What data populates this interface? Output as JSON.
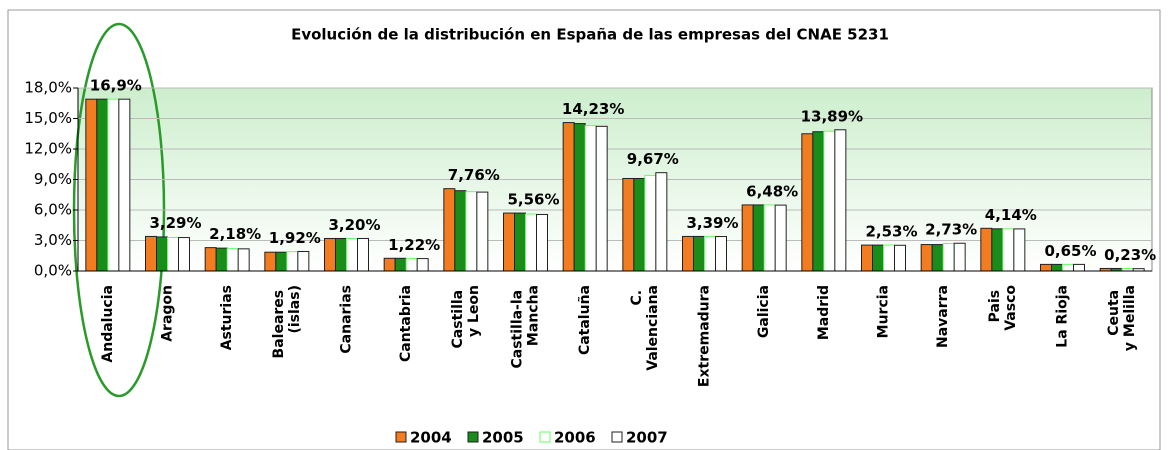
{
  "chart_data": {
    "type": "bar",
    "title": "Evolución de la distribución en España de las empresas del CNAE 5231",
    "categories": [
      "Andalucia",
      "Aragon",
      "Asturias",
      "Baleares (islas)",
      "Canarias",
      "Cantabria",
      "Castilla y Leon",
      "Castilla-la Mancha",
      "Cataluña",
      "C. Valenciana",
      "Extremadura",
      "Galicia",
      "Madrid",
      "Murcia",
      "Navarra",
      "Pais Vasco",
      "La Rioja",
      "Ceuta y Melilla"
    ],
    "series": [
      {
        "name": "2004",
        "color": "#f47c20",
        "values": [
          16.9,
          3.4,
          2.3,
          1.85,
          3.2,
          1.25,
          8.1,
          5.7,
          14.6,
          9.1,
          3.4,
          6.5,
          13.5,
          2.55,
          2.6,
          4.2,
          0.65,
          0.25
        ]
      },
      {
        "name": "2005",
        "color": "#1a8c1a",
        "values": [
          16.9,
          3.35,
          2.25,
          1.85,
          3.2,
          1.25,
          7.9,
          5.7,
          14.5,
          9.1,
          3.4,
          6.5,
          13.7,
          2.55,
          2.6,
          4.15,
          0.65,
          0.25
        ]
      },
      {
        "name": "2006",
        "color": "#66ff66",
        "values": [
          16.9,
          3.3,
          2.2,
          1.9,
          3.2,
          1.22,
          7.8,
          5.6,
          14.3,
          9.4,
          3.4,
          6.5,
          13.75,
          2.55,
          2.7,
          4.15,
          0.65,
          0.25
        ]
      },
      {
        "name": "2007",
        "color": "#ffffff",
        "values": [
          16.9,
          3.29,
          2.18,
          1.92,
          3.2,
          1.22,
          7.76,
          5.56,
          14.23,
          9.67,
          3.39,
          6.48,
          13.89,
          2.53,
          2.73,
          4.14,
          0.65,
          0.23
        ],
        "value_labels": [
          "16,9%",
          "3,29%",
          "2,18%",
          "1,92%",
          "3,20%",
          "1,22%",
          "7,76%",
          "5,56%",
          "14,23%",
          "9,67%",
          "3,39%",
          "6,48%",
          "13,89%",
          "2,53%",
          "2,73%",
          "4,14%",
          "0,65%",
          "0,23%"
        ]
      }
    ],
    "ylim": [
      0,
      18
    ],
    "yticks": [
      {
        "value": 0,
        "label": "0,0%"
      },
      {
        "value": 3,
        "label": "3,0%"
      },
      {
        "value": 6,
        "label": "6,0%"
      },
      {
        "value": 9,
        "label": "9,0%"
      },
      {
        "value": 12,
        "label": "12,0%"
      },
      {
        "value": 15,
        "label": "15,0%"
      },
      {
        "value": 18,
        "label": "18,0%"
      }
    ],
    "grid": true,
    "legend": "bottom"
  }
}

____________

> [Short problem] Copy out the data above exactly, except the pictures.

> [Exercise output]
What data populates this interface? Output as JSON.
{
  "chart_data": {
    "type": "bar",
    "title": "Evolución de la distribución en España de las empresas del CNAE 5231",
    "categories": [
      "Andalucia",
      "Aragon",
      "Asturias",
      "Baleares (islas)",
      "Canarias",
      "Cantabria",
      "Castilla y Leon",
      "Castilla-la Mancha",
      "Cataluña",
      "C. Valenciana",
      "Extremadura",
      "Galicia",
      "Madrid",
      "Murcia",
      "Navarra",
      "Pais Vasco",
      "La Rioja",
      "Ceuta y Melilla"
    ],
    "series": [
      {
        "name": "2004",
        "color": "#f47c20",
        "values": [
          16.9,
          3.4,
          2.3,
          1.85,
          3.2,
          1.25,
          8.1,
          5.7,
          14.6,
          9.1,
          3.4,
          6.5,
          13.5,
          2.55,
          2.6,
          4.2,
          0.65,
          0.25
        ]
      },
      {
        "name": "2005",
        "color": "#1a8c1a",
        "values": [
          16.9,
          3.35,
          2.25,
          1.85,
          3.2,
          1.25,
          7.9,
          5.7,
          14.5,
          9.1,
          3.4,
          6.5,
          13.7,
          2.55,
          2.6,
          4.15,
          0.65,
          0.25
        ]
      },
      {
        "name": "2006",
        "color": "#66ff66",
        "values": [
          16.9,
          3.3,
          2.2,
          1.9,
          3.2,
          1.22,
          7.8,
          5.6,
          14.3,
          9.4,
          3.4,
          6.5,
          13.75,
          2.55,
          2.7,
          4.15,
          0.65,
          0.25
        ]
      },
      {
        "name": "2007",
        "color": "#ffffff",
        "values": [
          16.9,
          3.29,
          2.18,
          1.92,
          3.2,
          1.22,
          7.76,
          5.56,
          14.23,
          9.67,
          3.39,
          6.48,
          13.89,
          2.53,
          2.73,
          4.14,
          0.65,
          0.23
        ],
        "value_labels": [
          "16,9%",
          "3,29%",
          "2,18%",
          "1,92%",
          "3,20%",
          "1,22%",
          "7,76%",
          "5,56%",
          "14,23%",
          "9,67%",
          "3,39%",
          "6,48%",
          "13,89%",
          "2,53%",
          "2,73%",
          "4,14%",
          "0,65%",
          "0,23%"
        ]
      }
    ],
    "ylim": [
      0,
      18
    ],
    "yticks": [
      {
        "value": 0,
        "label": "0,0%"
      },
      {
        "value": 3,
        "label": "3,0%"
      },
      {
        "value": 6,
        "label": "6,0%"
      },
      {
        "value": 9,
        "label": "9,0%"
      },
      {
        "value": 12,
        "label": "12,0%"
      },
      {
        "value": 15,
        "label": "15,0%"
      },
      {
        "value": 18,
        "label": "18,0%"
      }
    ],
    "grid": true,
    "legend": "bottom"
  }
}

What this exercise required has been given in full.